— START OF Input rows —

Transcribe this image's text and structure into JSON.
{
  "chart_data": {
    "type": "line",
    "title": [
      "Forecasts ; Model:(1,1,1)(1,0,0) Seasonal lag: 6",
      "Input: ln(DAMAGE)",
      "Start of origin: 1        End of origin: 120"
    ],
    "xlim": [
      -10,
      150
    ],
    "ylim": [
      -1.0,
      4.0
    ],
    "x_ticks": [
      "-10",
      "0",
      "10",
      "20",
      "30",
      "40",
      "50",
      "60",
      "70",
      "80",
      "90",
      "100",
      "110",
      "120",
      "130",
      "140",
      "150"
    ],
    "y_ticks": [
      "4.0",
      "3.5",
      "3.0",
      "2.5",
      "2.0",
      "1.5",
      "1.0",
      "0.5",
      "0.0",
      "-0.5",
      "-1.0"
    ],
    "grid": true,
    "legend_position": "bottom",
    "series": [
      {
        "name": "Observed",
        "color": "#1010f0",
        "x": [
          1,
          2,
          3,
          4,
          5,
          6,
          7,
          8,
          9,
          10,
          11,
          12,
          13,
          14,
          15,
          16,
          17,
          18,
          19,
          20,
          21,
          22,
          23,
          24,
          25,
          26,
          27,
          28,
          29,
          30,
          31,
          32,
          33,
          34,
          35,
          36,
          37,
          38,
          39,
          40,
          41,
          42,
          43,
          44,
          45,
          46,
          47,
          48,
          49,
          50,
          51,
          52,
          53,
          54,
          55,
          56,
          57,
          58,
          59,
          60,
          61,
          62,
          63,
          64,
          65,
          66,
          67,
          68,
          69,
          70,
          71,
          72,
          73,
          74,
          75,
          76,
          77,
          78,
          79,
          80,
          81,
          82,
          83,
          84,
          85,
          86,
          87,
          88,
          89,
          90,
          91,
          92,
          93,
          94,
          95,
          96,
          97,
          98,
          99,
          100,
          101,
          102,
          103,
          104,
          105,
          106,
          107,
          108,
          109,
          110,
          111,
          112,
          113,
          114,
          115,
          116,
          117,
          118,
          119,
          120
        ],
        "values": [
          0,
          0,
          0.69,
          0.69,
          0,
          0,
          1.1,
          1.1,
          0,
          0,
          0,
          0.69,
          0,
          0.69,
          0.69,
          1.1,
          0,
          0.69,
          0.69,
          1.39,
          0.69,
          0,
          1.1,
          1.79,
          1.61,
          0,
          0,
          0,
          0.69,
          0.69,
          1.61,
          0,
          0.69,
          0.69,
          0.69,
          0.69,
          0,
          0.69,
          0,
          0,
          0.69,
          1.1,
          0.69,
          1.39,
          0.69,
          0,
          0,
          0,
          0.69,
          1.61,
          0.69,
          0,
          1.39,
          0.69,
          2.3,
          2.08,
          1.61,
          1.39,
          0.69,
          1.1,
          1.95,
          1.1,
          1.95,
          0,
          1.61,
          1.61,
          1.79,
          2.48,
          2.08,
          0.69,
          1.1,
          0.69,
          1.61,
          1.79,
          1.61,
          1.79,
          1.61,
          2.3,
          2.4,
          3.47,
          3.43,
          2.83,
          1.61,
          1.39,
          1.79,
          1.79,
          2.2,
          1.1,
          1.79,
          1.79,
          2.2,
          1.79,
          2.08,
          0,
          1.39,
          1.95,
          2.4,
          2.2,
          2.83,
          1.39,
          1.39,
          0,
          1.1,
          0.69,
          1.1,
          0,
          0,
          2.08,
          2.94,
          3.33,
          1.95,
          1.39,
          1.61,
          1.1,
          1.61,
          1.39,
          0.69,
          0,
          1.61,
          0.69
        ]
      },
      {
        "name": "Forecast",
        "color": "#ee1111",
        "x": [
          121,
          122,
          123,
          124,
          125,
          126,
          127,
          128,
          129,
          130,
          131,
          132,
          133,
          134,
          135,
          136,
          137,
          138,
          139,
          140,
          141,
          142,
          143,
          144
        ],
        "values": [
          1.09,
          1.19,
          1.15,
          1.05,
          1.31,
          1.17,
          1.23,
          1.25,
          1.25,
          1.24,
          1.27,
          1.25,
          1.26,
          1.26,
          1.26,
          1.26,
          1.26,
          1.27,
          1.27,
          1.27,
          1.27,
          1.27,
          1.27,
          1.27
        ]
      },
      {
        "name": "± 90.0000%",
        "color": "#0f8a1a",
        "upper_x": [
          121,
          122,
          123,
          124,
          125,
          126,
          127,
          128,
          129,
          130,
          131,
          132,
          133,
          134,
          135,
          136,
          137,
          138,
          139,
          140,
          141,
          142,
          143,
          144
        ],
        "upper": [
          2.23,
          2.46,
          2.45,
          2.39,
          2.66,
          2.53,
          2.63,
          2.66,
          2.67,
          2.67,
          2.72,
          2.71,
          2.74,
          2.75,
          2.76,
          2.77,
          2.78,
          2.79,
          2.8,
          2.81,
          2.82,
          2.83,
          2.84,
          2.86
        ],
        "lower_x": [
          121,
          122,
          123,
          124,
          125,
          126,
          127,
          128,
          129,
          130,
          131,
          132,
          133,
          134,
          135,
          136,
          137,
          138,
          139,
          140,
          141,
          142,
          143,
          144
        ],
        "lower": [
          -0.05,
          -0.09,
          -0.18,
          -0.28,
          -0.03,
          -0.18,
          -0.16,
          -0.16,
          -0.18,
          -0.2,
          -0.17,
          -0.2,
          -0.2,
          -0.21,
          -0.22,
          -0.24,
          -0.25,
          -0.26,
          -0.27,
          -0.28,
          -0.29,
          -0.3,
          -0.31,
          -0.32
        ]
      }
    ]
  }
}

— END OF Input rows —

• [Task objective]: Write the listing out again, exactly as shown above.

• [Answer to the problem]:
Transcribe this image's text and structure into JSON.
{
  "chart_data": {
    "type": "line",
    "title": [
      "Forecasts ; Model:(1,1,1)(1,0,0) Seasonal lag: 6",
      "Input: ln(DAMAGE)",
      "Start of origin: 1        End of origin: 120"
    ],
    "xlim": [
      -10,
      150
    ],
    "ylim": [
      -1.0,
      4.0
    ],
    "x_ticks": [
      "-10",
      "0",
      "10",
      "20",
      "30",
      "40",
      "50",
      "60",
      "70",
      "80",
      "90",
      "100",
      "110",
      "120",
      "130",
      "140",
      "150"
    ],
    "y_ticks": [
      "4.0",
      "3.5",
      "3.0",
      "2.5",
      "2.0",
      "1.5",
      "1.0",
      "0.5",
      "0.0",
      "-0.5",
      "-1.0"
    ],
    "grid": true,
    "legend_position": "bottom",
    "series": [
      {
        "name": "Observed",
        "color": "#1010f0",
        "x": [
          1,
          2,
          3,
          4,
          5,
          6,
          7,
          8,
          9,
          10,
          11,
          12,
          13,
          14,
          15,
          16,
          17,
          18,
          19,
          20,
          21,
          22,
          23,
          24,
          25,
          26,
          27,
          28,
          29,
          30,
          31,
          32,
          33,
          34,
          35,
          36,
          37,
          38,
          39,
          40,
          41,
          42,
          43,
          44,
          45,
          46,
          47,
          48,
          49,
          50,
          51,
          52,
          53,
          54,
          55,
          56,
          57,
          58,
          59,
          60,
          61,
          62,
          63,
          64,
          65,
          66,
          67,
          68,
          69,
          70,
          71,
          72,
          73,
          74,
          75,
          76,
          77,
          78,
          79,
          80,
          81,
          82,
          83,
          84,
          85,
          86,
          87,
          88,
          89,
          90,
          91,
          92,
          93,
          94,
          95,
          96,
          97,
          98,
          99,
          100,
          101,
          102,
          103,
          104,
          105,
          106,
          107,
          108,
          109,
          110,
          111,
          112,
          113,
          114,
          115,
          116,
          117,
          118,
          119,
          120
        ],
        "values": [
          0,
          0,
          0.69,
          0.69,
          0,
          0,
          1.1,
          1.1,
          0,
          0,
          0,
          0.69,
          0,
          0.69,
          0.69,
          1.1,
          0,
          0.69,
          0.69,
          1.39,
          0.69,
          0,
          1.1,
          1.79,
          1.61,
          0,
          0,
          0,
          0.69,
          0.69,
          1.61,
          0,
          0.69,
          0.69,
          0.69,
          0.69,
          0,
          0.69,
          0,
          0,
          0.69,
          1.1,
          0.69,
          1.39,
          0.69,
          0,
          0,
          0,
          0.69,
          1.61,
          0.69,
          0,
          1.39,
          0.69,
          2.3,
          2.08,
          1.61,
          1.39,
          0.69,
          1.1,
          1.95,
          1.1,
          1.95,
          0,
          1.61,
          1.61,
          1.79,
          2.48,
          2.08,
          0.69,
          1.1,
          0.69,
          1.61,
          1.79,
          1.61,
          1.79,
          1.61,
          2.3,
          2.4,
          3.47,
          3.43,
          2.83,
          1.61,
          1.39,
          1.79,
          1.79,
          2.2,
          1.1,
          1.79,
          1.79,
          2.2,
          1.79,
          2.08,
          0,
          1.39,
          1.95,
          2.4,
          2.2,
          2.83,
          1.39,
          1.39,
          0,
          1.1,
          0.69,
          1.1,
          0,
          0,
          2.08,
          2.94,
          3.33,
          1.95,
          1.39,
          1.61,
          1.1,
          1.61,
          1.39,
          0.69,
          0,
          1.61,
          0.69
        ]
      },
      {
        "name": "Forecast",
        "color": "#ee1111",
        "x": [
          121,
          122,
          123,
          124,
          125,
          126,
          127,
          128,
          129,
          130,
          131,
          132,
          133,
          134,
          135,
          136,
          137,
          138,
          139,
          140,
          141,
          142,
          143,
          144
        ],
        "values": [
          1.09,
          1.19,
          1.15,
          1.05,
          1.31,
          1.17,
          1.23,
          1.25,
          1.25,
          1.24,
          1.27,
          1.25,
          1.26,
          1.26,
          1.26,
          1.26,
          1.26,
          1.27,
          1.27,
          1.27,
          1.27,
          1.27,
          1.27,
          1.27
        ]
      },
      {
        "name": "± 90.0000%",
        "color": "#0f8a1a",
        "upper_x": [
          121,
          122,
          123,
          124,
          125,
          126,
          127,
          128,
          129,
          130,
          131,
          132,
          133,
          134,
          135,
          136,
          137,
          138,
          139,
          140,
          141,
          142,
          143,
          144
        ],
        "upper": [
          2.23,
          2.46,
          2.45,
          2.39,
          2.66,
          2.53,
          2.63,
          2.66,
          2.67,
          2.67,
          2.72,
          2.71,
          2.74,
          2.75,
          2.76,
          2.77,
          2.78,
          2.79,
          2.8,
          2.81,
          2.82,
          2.83,
          2.84,
          2.86
        ],
        "lower_x": [
          121,
          122,
          123,
          124,
          125,
          126,
          127,
          128,
          129,
          130,
          131,
          132,
          133,
          134,
          135,
          136,
          137,
          138,
          139,
          140,
          141,
          142,
          143,
          144
        ],
        "lower": [
          -0.05,
          -0.09,
          -0.18,
          -0.28,
          -0.03,
          -0.18,
          -0.16,
          -0.16,
          -0.18,
          -0.2,
          -0.17,
          -0.2,
          -0.2,
          -0.21,
          -0.22,
          -0.24,
          -0.25,
          -0.26,
          -0.27,
          -0.28,
          -0.29,
          -0.3,
          -0.31,
          -0.32
        ]
      }
    ]
  }
}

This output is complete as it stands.